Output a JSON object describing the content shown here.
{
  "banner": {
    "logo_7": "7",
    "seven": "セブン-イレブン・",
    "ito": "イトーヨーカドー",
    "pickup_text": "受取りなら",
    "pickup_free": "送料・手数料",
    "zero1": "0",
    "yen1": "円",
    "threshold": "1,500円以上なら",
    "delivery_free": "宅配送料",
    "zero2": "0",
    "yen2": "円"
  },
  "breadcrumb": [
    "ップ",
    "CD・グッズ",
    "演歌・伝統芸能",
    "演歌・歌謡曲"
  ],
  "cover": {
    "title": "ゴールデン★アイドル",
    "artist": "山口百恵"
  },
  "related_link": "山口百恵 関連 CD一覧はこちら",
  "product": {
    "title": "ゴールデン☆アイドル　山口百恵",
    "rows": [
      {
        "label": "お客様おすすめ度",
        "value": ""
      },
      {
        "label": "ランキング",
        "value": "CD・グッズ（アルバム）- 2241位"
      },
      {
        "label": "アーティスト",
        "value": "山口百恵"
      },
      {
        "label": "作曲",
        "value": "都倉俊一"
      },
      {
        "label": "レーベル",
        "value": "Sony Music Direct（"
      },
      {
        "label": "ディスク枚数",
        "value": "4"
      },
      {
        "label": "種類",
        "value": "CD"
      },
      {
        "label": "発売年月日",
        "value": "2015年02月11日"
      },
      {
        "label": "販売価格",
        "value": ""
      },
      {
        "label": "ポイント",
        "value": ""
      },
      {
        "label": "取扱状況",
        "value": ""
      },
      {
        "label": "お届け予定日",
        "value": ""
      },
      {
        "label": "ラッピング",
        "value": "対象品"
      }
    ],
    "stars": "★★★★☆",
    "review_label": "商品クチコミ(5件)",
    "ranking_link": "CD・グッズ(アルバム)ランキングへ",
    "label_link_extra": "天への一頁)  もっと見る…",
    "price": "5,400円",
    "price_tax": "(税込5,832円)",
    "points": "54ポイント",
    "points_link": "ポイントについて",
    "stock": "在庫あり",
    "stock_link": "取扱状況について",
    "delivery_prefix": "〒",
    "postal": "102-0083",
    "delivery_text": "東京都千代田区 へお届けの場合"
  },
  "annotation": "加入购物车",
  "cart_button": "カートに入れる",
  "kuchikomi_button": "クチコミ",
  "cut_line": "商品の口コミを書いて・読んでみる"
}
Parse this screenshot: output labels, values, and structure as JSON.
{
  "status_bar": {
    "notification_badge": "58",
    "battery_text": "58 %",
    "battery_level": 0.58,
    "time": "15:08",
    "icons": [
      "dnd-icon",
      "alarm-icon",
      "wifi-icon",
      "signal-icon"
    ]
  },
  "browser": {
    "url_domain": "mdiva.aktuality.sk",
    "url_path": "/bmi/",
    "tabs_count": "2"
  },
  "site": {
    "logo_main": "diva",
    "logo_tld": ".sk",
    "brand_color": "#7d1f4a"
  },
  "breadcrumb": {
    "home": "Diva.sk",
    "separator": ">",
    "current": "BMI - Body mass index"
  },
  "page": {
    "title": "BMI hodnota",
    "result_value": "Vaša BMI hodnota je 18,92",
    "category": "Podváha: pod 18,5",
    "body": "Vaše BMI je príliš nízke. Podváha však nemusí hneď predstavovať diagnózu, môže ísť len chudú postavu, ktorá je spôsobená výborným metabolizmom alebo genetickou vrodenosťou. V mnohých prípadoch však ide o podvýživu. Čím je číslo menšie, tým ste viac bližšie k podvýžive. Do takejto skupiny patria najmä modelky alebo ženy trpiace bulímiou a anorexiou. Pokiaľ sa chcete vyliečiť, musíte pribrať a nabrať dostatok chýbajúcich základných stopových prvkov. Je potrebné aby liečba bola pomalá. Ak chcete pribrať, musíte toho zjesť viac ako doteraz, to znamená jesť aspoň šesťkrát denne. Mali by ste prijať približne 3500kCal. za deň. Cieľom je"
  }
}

────

▶ [Short exercise]:
Print exactly the lines above, starting at the line that contains "Parse this screenshot: output" and ending with the last line of the records, both included.

▶ [Reply]:
Parse this screenshot: output labels, values, and structure as JSON.
{
  "status_bar": {
    "notification_badge": "58",
    "battery_text": "58 %",
    "battery_level": 0.58,
    "time": "15:08",
    "icons": [
      "dnd-icon",
      "alarm-icon",
      "wifi-icon",
      "signal-icon"
    ]
  },
  "browser": {
    "url_domain": "mdiva.aktuality.sk",
    "url_path": "/bmi/",
    "tabs_count": "2"
  },
  "site": {
    "logo_main": "diva",
    "logo_tld": ".sk",
    "brand_color": "#7d1f4a"
  },
  "breadcrumb": {
    "home": "Diva.sk",
    "separator": ">",
    "current": "BMI - Body mass index"
  },
  "page": {
    "title": "BMI hodnota",
    "result_value": "Vaša BMI hodnota je 18,92",
    "category": "Podváha: pod 18,5",
    "body": "Vaše BMI je príliš nízke. Podváha však nemusí hneď predstavovať diagnózu, môže ísť len chudú postavu, ktorá je spôsobená výborným metabolizmom alebo genetickou vrodenosťou. V mnohých prípadoch však ide o podvýživu. Čím je číslo menšie, tým ste viac bližšie k podvýžive. Do takejto skupiny patria najmä modelky alebo ženy trpiace bulímiou a anorexiou. Pokiaľ sa chcete vyliečiť, musíte pribrať a nabrať dostatok chýbajúcich základných stopových prvkov. Je potrebné aby liečba bola pomalá. Ak chcete pribrať, musíte toho zjesť viac ako doteraz, to znamená jesť aspoň šesťkrát denne. Mali by ste prijať približne 3500kCal. za deň. Cieľom je"
  }
}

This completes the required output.